— START OF Dataset content —
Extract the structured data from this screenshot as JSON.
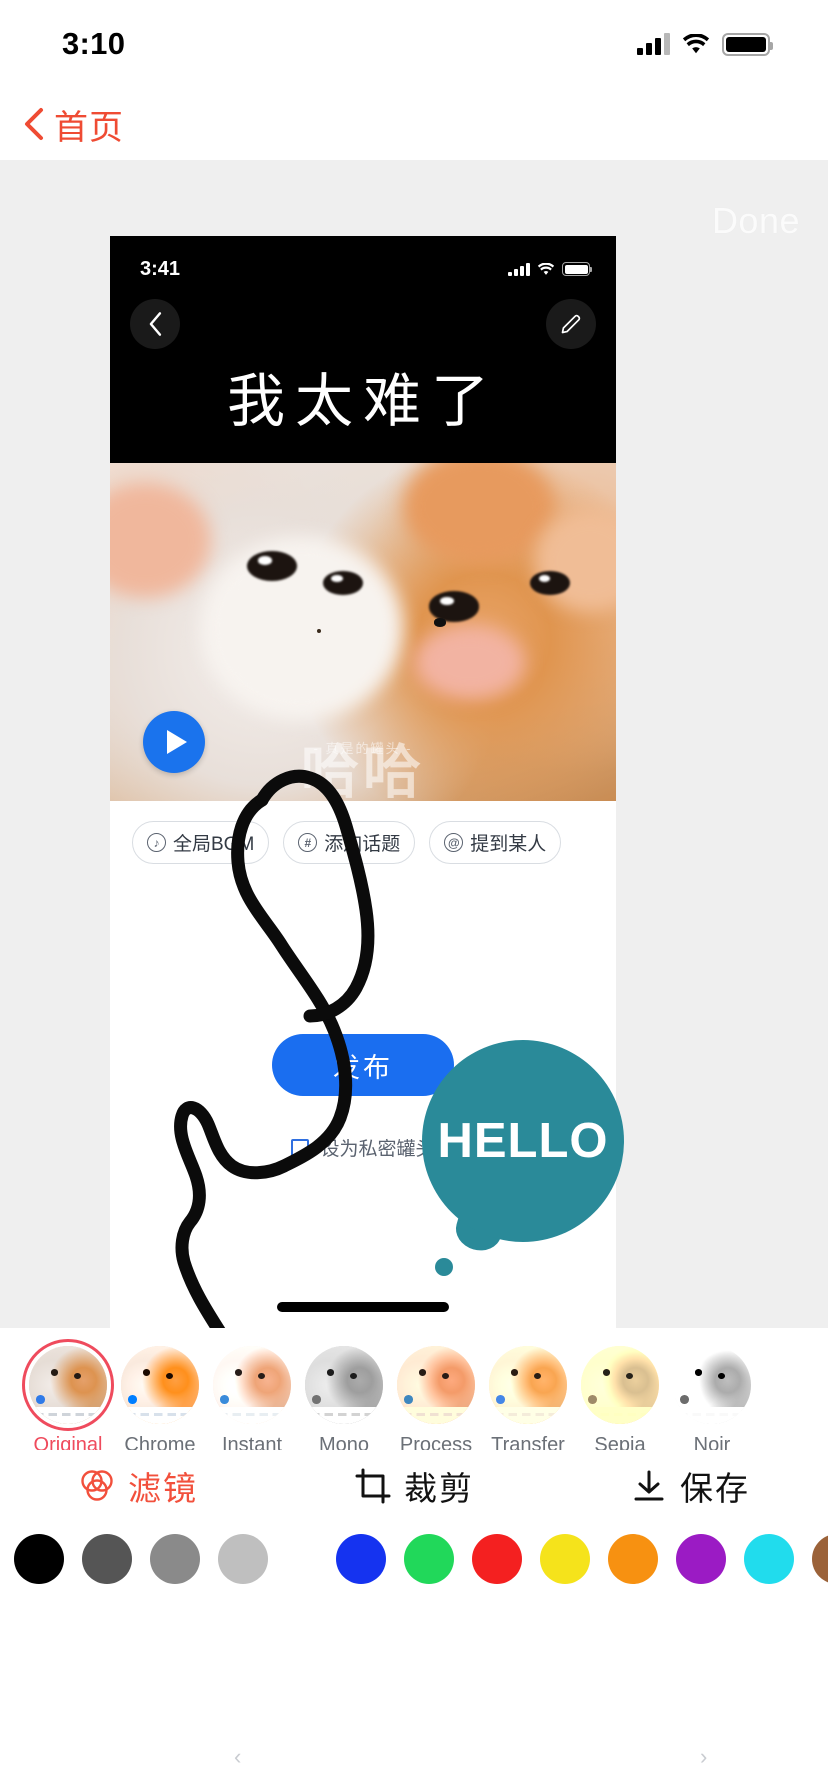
{
  "status_bar": {
    "time": "3:10",
    "signal_icon": "cellular-signal-icon",
    "wifi_icon": "wifi-icon",
    "battery_icon": "battery-icon"
  },
  "nav": {
    "back_label": "首页",
    "back_icon": "chevron-left-icon",
    "accent_color": "#ef4b33"
  },
  "editor": {
    "done_label": "Done",
    "canvas_background": "#efefef"
  },
  "photo": {
    "inner_status_time": "3:41",
    "back_icon": "chevron-left-icon",
    "edit_icon": "pencil-icon",
    "headline": "我太难了",
    "play_icon": "play-icon",
    "watermark_small": "- 真是的罐头 -",
    "watermark_big": "哈哈",
    "chips": [
      {
        "icon": "music-note-icon",
        "glyph": "♪",
        "label": "全局BGM"
      },
      {
        "icon": "hash-icon",
        "glyph": "#",
        "label": "添加话题"
      },
      {
        "icon": "at-mention-icon",
        "glyph": "@",
        "label": "提到某人"
      }
    ],
    "publish_label": "发布",
    "publish_color": "#1a6ef0",
    "privacy_label": "设为私密罐头",
    "privacy_checked": false
  },
  "sticker": {
    "text": "HELLO",
    "color": "#2a8a99"
  },
  "filters": {
    "selected": "Original",
    "selection_color": "#ef4b5d",
    "items": [
      {
        "label": "Original"
      },
      {
        "label": "Chrome"
      },
      {
        "label": "Instant"
      },
      {
        "label": "Mono"
      },
      {
        "label": "Process"
      },
      {
        "label": "Transfer"
      },
      {
        "label": "Sepia"
      },
      {
        "label": "Noir"
      }
    ]
  },
  "tools": [
    {
      "name": "filter",
      "icon": "filter-rings-icon",
      "label": "滤镜",
      "color": "#f2503c"
    },
    {
      "name": "crop",
      "icon": "crop-icon",
      "label": "裁剪",
      "color": "#111111"
    },
    {
      "name": "save",
      "icon": "download-icon",
      "label": "保存",
      "color": "#111111"
    }
  ],
  "palette": {
    "grayscale": [
      "#000000",
      "#555555",
      "#8a8a8a",
      "#bfbfbf"
    ],
    "colors": [
      "#1533f0",
      "#21d85a",
      "#f42020",
      "#f5e31b",
      "#f79111",
      "#9b1bc4",
      "#21dced",
      "#9b6239",
      "#f21bc4"
    ]
  }
}
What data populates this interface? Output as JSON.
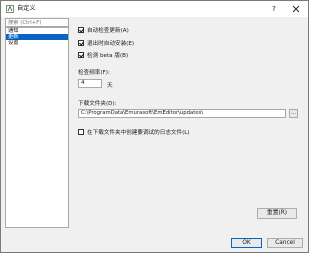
{
  "window": {
    "title": "自定义",
    "help_label": "?"
  },
  "sidebar": {
    "search_placeholder": "搜索 (Ctrl+F)",
    "items": [
      {
        "label": "通知",
        "selected": false
      },
      {
        "label": "更新",
        "selected": true
      },
      {
        "label": "设置",
        "selected": false
      }
    ]
  },
  "update": {
    "auto_check_label": "自动检查更新(A)",
    "auto_check_checked": true,
    "auto_install_on_exit_label": "退出时自动安装(E)",
    "auto_install_on_exit_checked": true,
    "check_beta_label": "检测 beta 版(B)",
    "check_beta_checked": true,
    "frequency_label": "检查频率(F):",
    "frequency_value": "4",
    "frequency_unit": "天",
    "download_folder_label": "下载文件夹(D):",
    "download_folder_value": "C:\\ProgramData\\Emurasoft\\EmEditor\\updates\\",
    "browse_label": "...",
    "create_debug_log_label": "在下载文件夹中创建要调试的日志文件(L)",
    "create_debug_log_checked": false,
    "reset_label": "重置(R)"
  },
  "footer": {
    "ok_label": "OK",
    "cancel_label": "Cancel"
  },
  "colors": {
    "accent": "#0a64c8",
    "dialog_bg": "#f0f0f0"
  },
  "icons": {
    "app": "emeditor-app-icon",
    "close": "close-icon",
    "checkbox": "checkmark-icon"
  }
}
— END OF Dataset content —
Your objective – Gather all lines where the word "selected" appears.

Exercise result –
    "selected": "Original",
        "selected": false
        "selected": true
        "selected": false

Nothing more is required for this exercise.